Innovative solutions to the challenges facing women

The 2025 Inception Meeting, hosted under the theme: “Women in Solidarity”, marks 10 years of W20.

The meeting brings together over 100 global delegates representing government, business, academia, and civil society.

The two-day Inception Meeting, which started on Wednesday, convenes thought leaders, including policymakers and change-makers from across the globe to explore high-level interventions and innovative solutions to the challenges facing women today.

In her address, Chikunga said the gathering is not an endpoint, but a beginning of a call to mobilise transformative change for women around the world.

She said the region stands at a pivotal moment, where the African continent has the opportunity to shape the course of global recovery, and where the Global South can reimagine the social contract.

“We stand at a pivotal moment, where we can prove that leadership from our regions is not only possible – it is indispensable. Let us leave this space with a shared resolve: to structure women’s voices into the heart of public policy, budgets, institutions, and outcomes,” the Minister said.

Invoked the legacy

Chikunga invoked the legacy of South African heroines, like Charlotte Maxeke, Ruth Mompati, and Albertina Sisulu, saying their fight for freedom serves as a reminder that “freedom without equality is fiction.”

As part of Chairship of the G20 Empowerment of Women Working Group, Chikunga said South Africa has conceptualised several empowerment programmes intended to advance, through sustained partnerships, and beyond G20 term.

These include the transformative emerging industrialists accelerator, and the disability Inclusion Initiative (DII).

The transformative emerging industrialists accelerator is designed to support emerging women entrepreneurs in priority sectors such as energy, maritime, defence and aerospace, platform economies, and agriculture.

Participants will receive end-to-end support, from ideation and product development to financing, market access, and commercialisation, in collaboration with SOEs [State Owned Entities], private companies, and industry associations.

The DII is South Africa’s flagship programme to embed disability rights and inclusion across policy, institutions, and society.

============

Problem details:
Reproduce the passage of the text on the W20 meeting, starting at "She said the" and ending at "the Minister said.".

Material provided:
============

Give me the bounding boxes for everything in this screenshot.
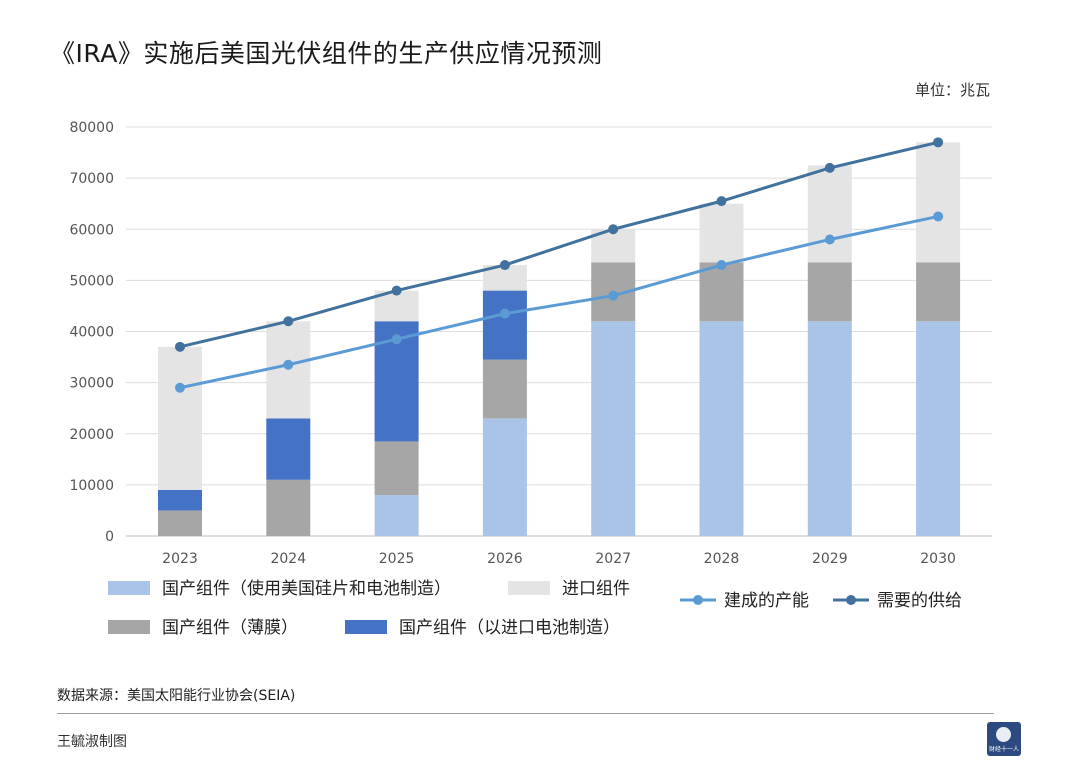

============

Reply to the exercise:
She said the region stands at a pivotal moment, where the African continent has the opportunity to shape the course of global recovery, and where the Global South can reimagine the social contract.

“We stand at a pivotal moment, where we can prove that leadership from our regions is not only possible – it is indispensable. Let us leave this space with a shared resolve: to structure women’s voices into the heart of public policy, budgets, institutions, and outcomes,” the Minister said.